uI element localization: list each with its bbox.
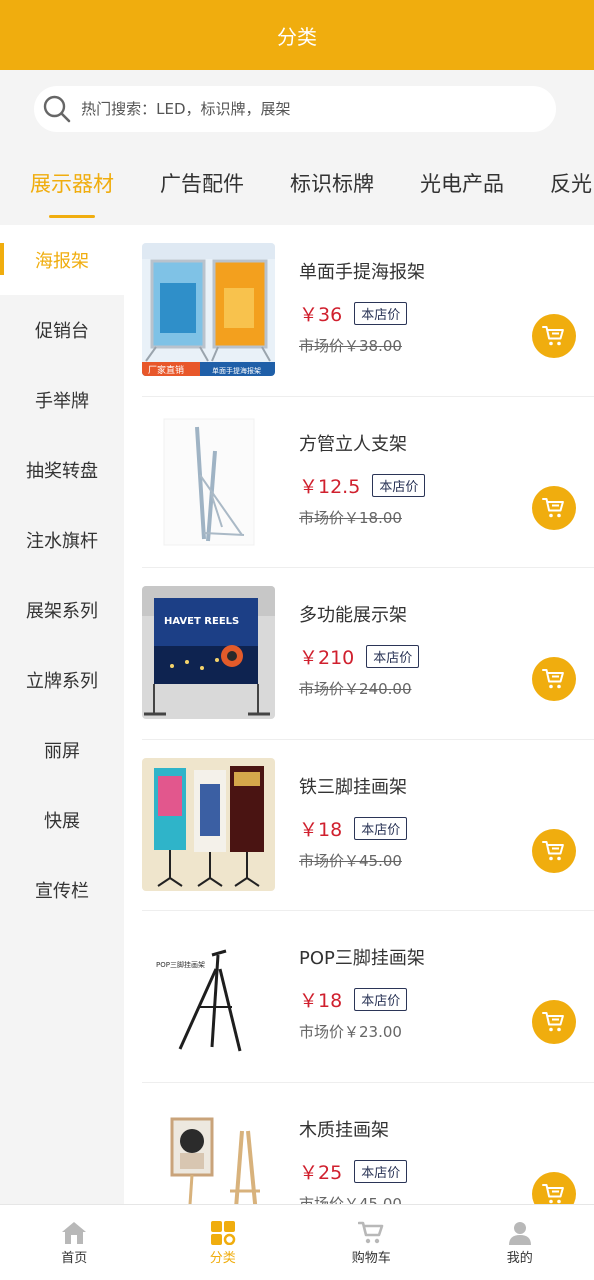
product-list: 厂家直销 单面手提海报架 单面手提海报架 ￥36 本店价 市场价￥38.00 方… (124, 225, 594, 1204)
search-input[interactable] (81, 100, 556, 118)
tab-optoelectronics[interactable]: 光电产品 (420, 168, 504, 204)
product-image[interactable]: 厂家直销 单面手提海报架 (142, 243, 275, 376)
list-item[interactable]: 铁三脚挂画架 ￥18 本店价 市场价￥45.00 (142, 740, 594, 911)
list-item[interactable]: HAVET REELS 多功能展示架 ￥210 本店价 市场价￥240.00 (142, 568, 594, 740)
cart-icon (358, 1221, 384, 1244)
store-price-badge: 本店价 (354, 816, 408, 840)
add-to-cart-button[interactable] (532, 314, 576, 358)
list-item[interactable]: POP三脚挂画架 POP三脚挂画架 ￥18 本店价 市场价￥23.00 (142, 911, 594, 1083)
market-price: 市场价￥23.00 (299, 1023, 402, 1041)
product-price: ￥18 (299, 990, 343, 1012)
search-box[interactable] (34, 86, 556, 132)
product-name[interactable]: 铁三脚挂画架 (299, 773, 407, 799)
cart-icon (542, 326, 564, 346)
sidebar-item-quick-display[interactable]: 快展 (0, 785, 124, 855)
product-image[interactable] (142, 1100, 275, 1204)
cart-icon (542, 497, 564, 517)
store-price-badge: 本店价 (366, 645, 420, 668)
cart-icon (542, 669, 564, 689)
product-name[interactable]: POP三脚挂画架 (299, 944, 425, 970)
cart-icon (542, 1012, 564, 1032)
add-to-cart-button[interactable] (532, 828, 576, 873)
bottom-tab-bar: 首页 分类 购物车 我的 (0, 1204, 594, 1280)
tab-reflective[interactable]: 反光 (550, 168, 592, 204)
store-price-badge: 本店价 (372, 473, 426, 497)
product-image[interactable] (142, 414, 275, 548)
product-price: ￥36 (299, 304, 343, 326)
page-header: 分类 (0, 0, 594, 70)
sidebar-item-promo-table[interactable]: 促销台 (0, 295, 124, 365)
tab-signage[interactable]: 标识标牌 (290, 168, 374, 204)
list-item[interactable]: 厂家直销 单面手提海报架 单面手提海报架 ￥36 本店价 市场价￥38.00 (142, 225, 594, 397)
product-name[interactable]: 方管立人支架 (299, 430, 425, 456)
category-icon (210, 1221, 235, 1245)
tabbar-category-label: 分类 (209, 1251, 236, 1266)
market-price: 市场价￥45.00 (299, 851, 402, 870)
market-price: 市场价￥240.00 (299, 680, 412, 698)
tabbar-home-label: 首页 (61, 1251, 88, 1266)
market-price: 市场价￥45.00 (299, 1194, 402, 1205)
product-image[interactable]: HAVET REELS (142, 586, 275, 719)
sidebar-item-poster-stand[interactable]: 海报架 (0, 225, 124, 295)
product-price: ￥210 (299, 647, 355, 669)
cart-icon (542, 1183, 564, 1203)
list-item[interactable]: 方管立人支架 ￥12.5 本店价 市场价￥18.00 (142, 397, 594, 568)
add-to-cart-button[interactable] (532, 657, 576, 701)
category-tabs: 展示器材 广告配件 标识标牌 光电产品 反光 (0, 148, 594, 224)
tabbar-profile-label: 我的 (506, 1251, 533, 1266)
store-price-badge: 本店价 (354, 1159, 408, 1183)
tab-display-equipment[interactable]: 展示器材 (30, 168, 114, 204)
product-price: ￥12.5 (299, 475, 361, 498)
thumb-banner-right: 单面手提海报架 (212, 366, 261, 375)
market-price: 市场价￥18.00 (299, 508, 402, 527)
sidebar-item-standing-sign[interactable]: 立牌系列 (0, 645, 124, 715)
add-to-cart-button[interactable] (532, 485, 576, 530)
store-price-badge: 本店价 (354, 302, 408, 325)
sidebar-item-hand-sign[interactable]: 手举牌 (0, 365, 124, 435)
page-title: 分类 (277, 24, 317, 49)
list-item[interactable]: 木质挂画架 ￥25 本店价 市场价￥45.00 (142, 1083, 594, 1205)
sidebar-item-bulletin-board[interactable]: 宣传栏 (0, 855, 124, 925)
search-icon[interactable] (40, 91, 73, 127)
product-price: ￥25 (299, 1161, 343, 1184)
add-to-cart-button[interactable] (532, 1000, 576, 1044)
product-price: ￥18 (299, 818, 343, 841)
thumb-sign-text: HAVET REELS (164, 616, 239, 627)
product-name[interactable]: 木质挂画架 (299, 1116, 407, 1142)
product-image[interactable]: POP三脚挂画架 (142, 929, 275, 1062)
user-icon (508, 1222, 531, 1245)
tabbar-cart-label: 购物车 (351, 1251, 391, 1266)
product-name[interactable]: 单面手提海报架 (299, 258, 425, 284)
sidebar-item-liping[interactable]: 丽屏 (0, 715, 124, 785)
tabbar-category[interactable]: 分类 (149, 1205, 298, 1280)
tab-ad-accessories[interactable]: 广告配件 (160, 168, 244, 204)
sidebar-item-display-rack[interactable]: 展架系列 (0, 575, 124, 645)
tabbar-profile[interactable]: 我的 (446, 1205, 594, 1280)
thumb-label: POP三脚挂画架 (156, 960, 205, 969)
sidebar-item-lottery-wheel[interactable]: 抽奖转盘 (0, 435, 124, 505)
store-price-badge: 本店价 (354, 988, 408, 1011)
tabbar-cart[interactable]: 购物车 (297, 1205, 446, 1280)
cart-icon (542, 840, 564, 860)
sidebar-item-water-flagpole[interactable]: 注水旗杆 (0, 505, 124, 575)
product-name[interactable]: 多功能展示架 (299, 601, 419, 627)
market-price: 市场价￥38.00 (299, 337, 402, 355)
tabbar-home[interactable]: 首页 (0, 1205, 149, 1280)
thumb-banner-left: 厂家直销 (148, 364, 184, 376)
add-to-cart-button[interactable] (532, 1171, 576, 1204)
home-icon (62, 1222, 87, 1244)
product-image[interactable] (142, 757, 275, 891)
sidebar: 海报架 促销台 手举牌 抽奖转盘 注水旗杆 展架系列 立牌系列 丽屏 快展 宣传… (0, 225, 124, 1204)
search-bar (0, 70, 594, 148)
+++
Repeat every line of the listing with "cart-icon" switched to "basket-icon" and everything else unchanged, leaving out the pictures.

uI element localization: list each with its bbox.
product-list: 厂家直销 单面手提海报架 单面手提海报架 ￥36 本店价 市场价￥38.00 方… (124, 225, 594, 1204)
search-input[interactable] (81, 100, 556, 118)
tab-optoelectronics[interactable]: 光电产品 (420, 168, 504, 204)
product-image[interactable]: 厂家直销 单面手提海报架 (142, 243, 275, 376)
list-item[interactable]: 铁三脚挂画架 ￥18 本店价 市场价￥45.00 (142, 740, 594, 911)
list-item[interactable]: HAVET REELS 多功能展示架 ￥210 本店价 市场价￥240.00 (142, 568, 594, 740)
basket-icon (358, 1221, 384, 1244)
store-price-badge: 本店价 (354, 816, 408, 840)
add-to-cart-button[interactable] (532, 314, 576, 358)
list-item[interactable]: POP三脚挂画架 POP三脚挂画架 ￥18 本店价 市场价￥23.00 (142, 911, 594, 1083)
market-price: 市场价￥23.00 (299, 1023, 402, 1041)
product-price: ￥18 (299, 990, 343, 1012)
search-box[interactable] (34, 86, 556, 132)
product-name[interactable]: 铁三脚挂画架 (299, 773, 407, 799)
basket-icon (542, 326, 564, 346)
sidebar-item-quick-display[interactable]: 快展 (0, 785, 124, 855)
product-image[interactable] (142, 1100, 275, 1204)
basket-icon (542, 497, 564, 517)
store-price-badge: 本店价 (366, 645, 420, 668)
basket-icon (542, 669, 564, 689)
product-name[interactable]: POP三脚挂画架 (299, 944, 425, 970)
basket-icon (542, 1012, 564, 1032)
add-to-cart-button[interactable] (532, 828, 576, 873)
bottom-tab-bar: 首页 分类 购物车 我的 (0, 1204, 594, 1280)
tab-reflective[interactable]: 反光 (550, 168, 592, 204)
store-price-badge: 本店价 (372, 473, 426, 497)
product-image[interactable] (142, 414, 275, 548)
product-price: ￥36 (299, 304, 343, 326)
page-header: 分类 (0, 0, 594, 70)
sidebar-item-promo-table[interactable]: 促销台 (0, 295, 124, 365)
tab-signage[interactable]: 标识标牌 (290, 168, 374, 204)
list-item[interactable]: 厂家直销 单面手提海报架 单面手提海报架 ￥36 本店价 市场价￥38.00 (142, 225, 594, 397)
product-name[interactable]: 方管立人支架 (299, 430, 425, 456)
category-icon (210, 1221, 235, 1245)
tabbar-category-label: 分类 (209, 1251, 236, 1266)
market-price: 市场价￥45.00 (299, 851, 402, 870)
market-price: 市场价￥240.00 (299, 680, 412, 698)
tabbar-home-label: 首页 (61, 1251, 88, 1266)
market-price: 市场价￥45.00 (299, 1194, 402, 1205)
product-image[interactable]: HAVET REELS (142, 586, 275, 719)
sidebar-item-poster-stand[interactable]: 海报架 (0, 225, 124, 295)
product-price: ￥210 (299, 647, 355, 669)
basket-icon (542, 1183, 564, 1203)
list-item[interactable]: 方管立人支架 ￥12.5 本店价 市场价￥18.00 (142, 397, 594, 568)
add-to-cart-button[interactable] (532, 657, 576, 701)
category-tabs: 展示器材 广告配件 标识标牌 光电产品 反光 (0, 148, 594, 224)
tabbar-profile-label: 我的 (506, 1251, 533, 1266)
store-price-badge: 本店价 (354, 1159, 408, 1183)
tab-display-equipment[interactable]: 展示器材 (30, 168, 114, 204)
product-price: ￥12.5 (299, 475, 361, 498)
thumb-banner-right: 单面手提海报架 (212, 366, 261, 375)
market-price: 市场价￥18.00 (299, 508, 402, 527)
sidebar-item-standing-sign[interactable]: 立牌系列 (0, 645, 124, 715)
add-to-cart-button[interactable] (532, 485, 576, 530)
store-price-badge: 本店价 (354, 302, 408, 325)
sidebar-item-hand-sign[interactable]: 手举牌 (0, 365, 124, 435)
page-title: 分类 (277, 24, 317, 49)
list-item[interactable]: 木质挂画架 ￥25 本店价 市场价￥45.00 (142, 1083, 594, 1205)
sidebar-item-bulletin-board[interactable]: 宣传栏 (0, 855, 124, 925)
search-icon[interactable] (40, 91, 73, 127)
product-price: ￥25 (299, 1161, 343, 1184)
add-to-cart-button[interactable] (532, 1000, 576, 1044)
product-price: ￥18 (299, 818, 343, 841)
thumb-sign-text: HAVET REELS (164, 616, 239, 627)
product-name[interactable]: 木质挂画架 (299, 1116, 407, 1142)
product-image[interactable]: POP三脚挂画架 (142, 929, 275, 1062)
user-icon (508, 1222, 531, 1245)
tabbar-cart-label: 购物车 (351, 1251, 391, 1266)
product-name[interactable]: 单面手提海报架 (299, 258, 425, 284)
sidebar-item-liping[interactable]: 丽屏 (0, 715, 124, 785)
tabbar-category[interactable]: 分类 (149, 1205, 298, 1280)
tab-ad-accessories[interactable]: 广告配件 (160, 168, 244, 204)
sidebar-item-display-rack[interactable]: 展架系列 (0, 575, 124, 645)
tabbar-profile[interactable]: 我的 (446, 1205, 594, 1280)
thumb-label: POP三脚挂画架 (156, 960, 205, 969)
sidebar-item-lottery-wheel[interactable]: 抽奖转盘 (0, 435, 124, 505)
store-price-badge: 本店价 (354, 988, 408, 1011)
tabbar-cart[interactable]: 购物车 (297, 1205, 446, 1280)
basket-icon (542, 840, 564, 860)
sidebar-item-water-flagpole[interactable]: 注水旗杆 (0, 505, 124, 575)
product-name[interactable]: 多功能展示架 (299, 601, 419, 627)
market-price: 市场价￥38.00 (299, 337, 402, 355)
tabbar-home[interactable]: 首页 (0, 1205, 149, 1280)
thumb-banner-left: 厂家直销 (148, 364, 184, 376)
add-to-cart-button[interactable] (532, 1171, 576, 1204)
home-icon (62, 1222, 87, 1244)
product-image[interactable] (142, 757, 275, 891)
sidebar: 海报架 促销台 手举牌 抽奖转盘 注水旗杆 展架系列 立牌系列 丽屏 快展 宣传… (0, 225, 124, 1204)
search-bar (0, 70, 594, 148)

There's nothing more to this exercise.